--- Begin Data to process ---

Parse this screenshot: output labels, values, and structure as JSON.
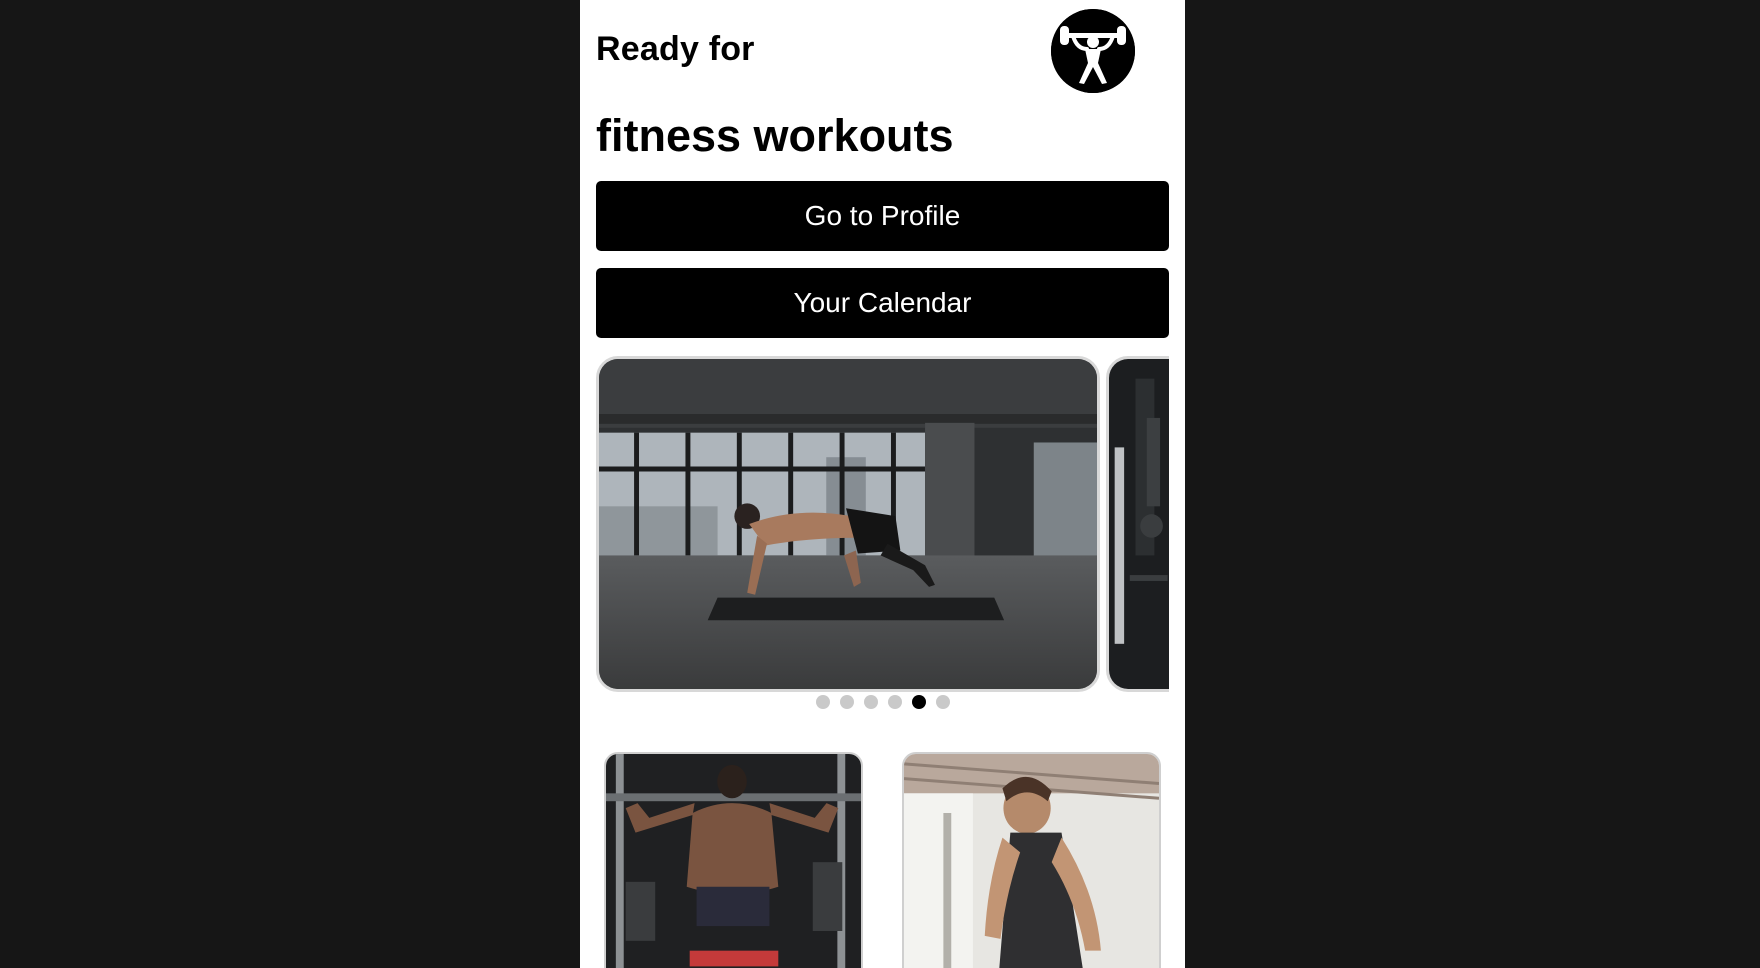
{
  "header": {
    "greeting": "Ready for",
    "headline": "fitness workouts",
    "logo_icon": "weightlifter-icon"
  },
  "actions": {
    "profile_label": "Go to Profile",
    "calendar_label": "Your Calendar"
  },
  "carousel": {
    "slides": [
      {
        "icon": "gym-photo"
      },
      {
        "icon": "gym-photo"
      },
      {
        "icon": "gym-photo"
      },
      {
        "icon": "gym-photo"
      },
      {
        "icon": "mountain-climber-photo"
      },
      {
        "icon": "gym-equipment-photo"
      }
    ],
    "active_index": 4,
    "dot_count": 6
  },
  "workout_cards": [
    {
      "icon": "back-workout-photo"
    },
    {
      "icon": "man-in-tank-top-photo"
    }
  ],
  "colors": {
    "background": "#161616",
    "surface": "#ffffff",
    "button": "#000000",
    "button_text": "#ffffff",
    "dot_inactive": "#c9c9c9",
    "dot_active": "#000000"
  }
}
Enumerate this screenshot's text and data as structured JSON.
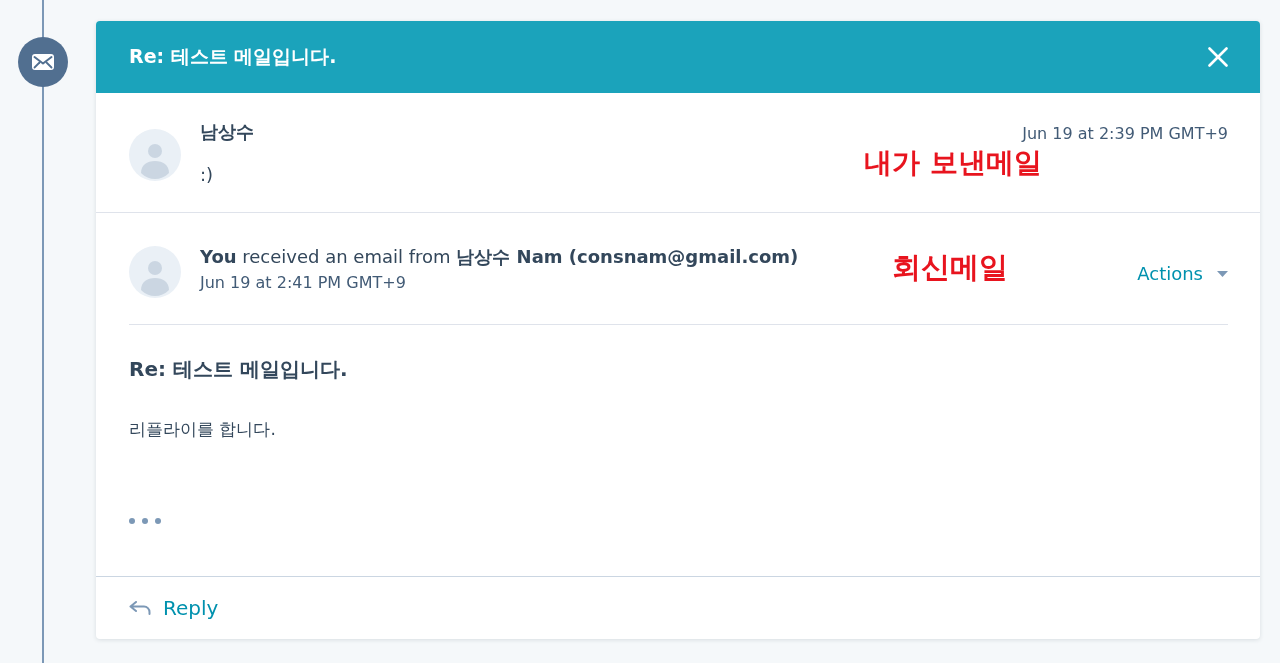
{
  "email_panel": {
    "title": "Re: 테스트 메일입니다.",
    "messages": [
      {
        "kind": "sent",
        "sender": "남상수",
        "preview": ":)",
        "timestamp": "Jun 19 at 2:39 PM GMT+9",
        "annotation": "내가 보낸메일"
      },
      {
        "kind": "received",
        "summary": "**You** received an email from **남상수 Nam (consnam@gmail.com)**",
        "timestamp": "Jun 19 at 2:41 PM GMT+9",
        "annotation": "회신메일",
        "actions_label": "Actions",
        "subject": "Re: 테스트 메일입니다.",
        "body": "리플라이를 합니다."
      }
    ],
    "reply_label": "Reply"
  }
}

--- End Data to process ---

**Task statement**
From the line with "Enumerate this screenshot's" down to the end of the entries, retype each line exactly as written, but drop the pictures.

**Result below**
Enumerate this screenshot's text and data as structured JSON.
{
  "email_panel": {
    "title": "Re: 테스트 메일입니다.",
    "messages": [
      {
        "kind": "sent",
        "sender": "남상수",
        "preview": ":)",
        "timestamp": "Jun 19 at 2:39 PM GMT+9",
        "annotation": "내가 보낸메일"
      },
      {
        "kind": "received",
        "summary": "**You** received an email from **남상수 Nam (consnam@gmail.com)**",
        "timestamp": "Jun 19 at 2:41 PM GMT+9",
        "annotation": "회신메일",
        "actions_label": "Actions",
        "subject": "Re: 테스트 메일입니다.",
        "body": "리플라이를 합니다."
      }
    ],
    "reply_label": "Reply"
  }
}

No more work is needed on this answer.